▶ [AVAILABLE DATA]:
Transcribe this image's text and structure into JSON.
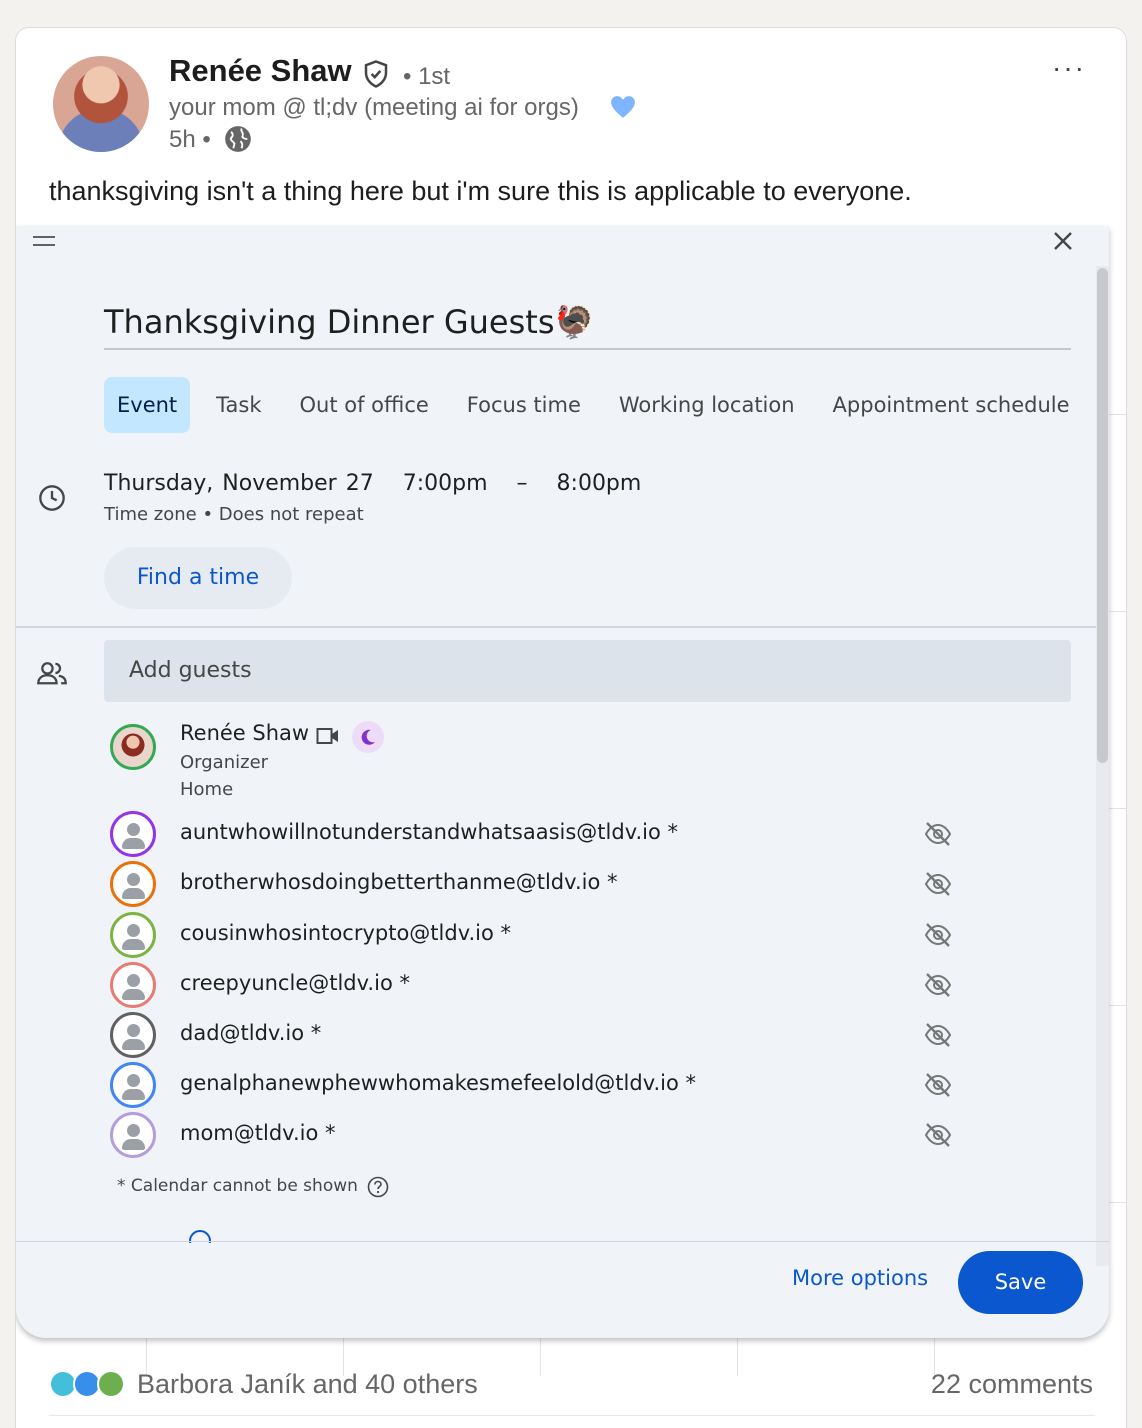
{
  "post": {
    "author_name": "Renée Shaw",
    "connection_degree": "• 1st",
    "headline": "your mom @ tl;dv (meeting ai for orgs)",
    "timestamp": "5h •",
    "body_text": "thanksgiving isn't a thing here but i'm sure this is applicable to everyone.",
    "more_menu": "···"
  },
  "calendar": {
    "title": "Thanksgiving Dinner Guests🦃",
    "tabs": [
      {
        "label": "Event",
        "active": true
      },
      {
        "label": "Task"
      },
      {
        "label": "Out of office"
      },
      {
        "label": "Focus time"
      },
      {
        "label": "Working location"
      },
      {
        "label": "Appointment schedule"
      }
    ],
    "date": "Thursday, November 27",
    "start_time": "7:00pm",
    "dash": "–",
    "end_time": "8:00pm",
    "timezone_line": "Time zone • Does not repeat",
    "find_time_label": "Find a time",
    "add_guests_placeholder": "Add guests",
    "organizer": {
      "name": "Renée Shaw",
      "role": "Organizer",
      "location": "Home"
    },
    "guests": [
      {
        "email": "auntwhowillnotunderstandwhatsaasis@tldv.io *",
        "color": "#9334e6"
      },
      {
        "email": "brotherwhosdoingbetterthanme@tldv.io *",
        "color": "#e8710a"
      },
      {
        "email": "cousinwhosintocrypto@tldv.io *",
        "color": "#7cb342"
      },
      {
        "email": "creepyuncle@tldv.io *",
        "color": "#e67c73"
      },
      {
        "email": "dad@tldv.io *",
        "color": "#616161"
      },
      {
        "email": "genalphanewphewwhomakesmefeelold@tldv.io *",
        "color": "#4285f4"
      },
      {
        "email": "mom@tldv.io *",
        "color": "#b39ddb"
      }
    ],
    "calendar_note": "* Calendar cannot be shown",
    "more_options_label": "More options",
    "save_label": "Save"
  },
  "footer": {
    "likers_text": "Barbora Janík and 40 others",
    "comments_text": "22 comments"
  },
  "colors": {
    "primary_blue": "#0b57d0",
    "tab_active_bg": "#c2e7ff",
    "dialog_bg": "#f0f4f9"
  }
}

▶ [WHAT TO PRODUCE]: Repeat each line of the records above exactly, but do not copy the pictures.

▶ [SOLUTION FOR THIS PROBLEM]:
Transcribe this image's text and structure into JSON.
{
  "post": {
    "author_name": "Renée Shaw",
    "connection_degree": "• 1st",
    "headline": "your mom @ tl;dv (meeting ai for orgs)",
    "timestamp": "5h •",
    "body_text": "thanksgiving isn't a thing here but i'm sure this is applicable to everyone.",
    "more_menu": "···"
  },
  "calendar": {
    "title": "Thanksgiving Dinner Guests🦃",
    "tabs": [
      {
        "label": "Event",
        "active": true
      },
      {
        "label": "Task"
      },
      {
        "label": "Out of office"
      },
      {
        "label": "Focus time"
      },
      {
        "label": "Working location"
      },
      {
        "label": "Appointment schedule"
      }
    ],
    "date": "Thursday, November 27",
    "start_time": "7:00pm",
    "dash": "–",
    "end_time": "8:00pm",
    "timezone_line": "Time zone • Does not repeat",
    "find_time_label": "Find a time",
    "add_guests_placeholder": "Add guests",
    "organizer": {
      "name": "Renée Shaw",
      "role": "Organizer",
      "location": "Home"
    },
    "guests": [
      {
        "email": "auntwhowillnotunderstandwhatsaasis@tldv.io *",
        "color": "#9334e6"
      },
      {
        "email": "brotherwhosdoingbetterthanme@tldv.io *",
        "color": "#e8710a"
      },
      {
        "email": "cousinwhosintocrypto@tldv.io *",
        "color": "#7cb342"
      },
      {
        "email": "creepyuncle@tldv.io *",
        "color": "#e67c73"
      },
      {
        "email": "dad@tldv.io *",
        "color": "#616161"
      },
      {
        "email": "genalphanewphewwhomakesmefeelold@tldv.io *",
        "color": "#4285f4"
      },
      {
        "email": "mom@tldv.io *",
        "color": "#b39ddb"
      }
    ],
    "calendar_note": "* Calendar cannot be shown",
    "more_options_label": "More options",
    "save_label": "Save"
  },
  "footer": {
    "likers_text": "Barbora Janík and 40 others",
    "comments_text": "22 comments"
  },
  "colors": {
    "primary_blue": "#0b57d0",
    "tab_active_bg": "#c2e7ff",
    "dialog_bg": "#f0f4f9"
  }
}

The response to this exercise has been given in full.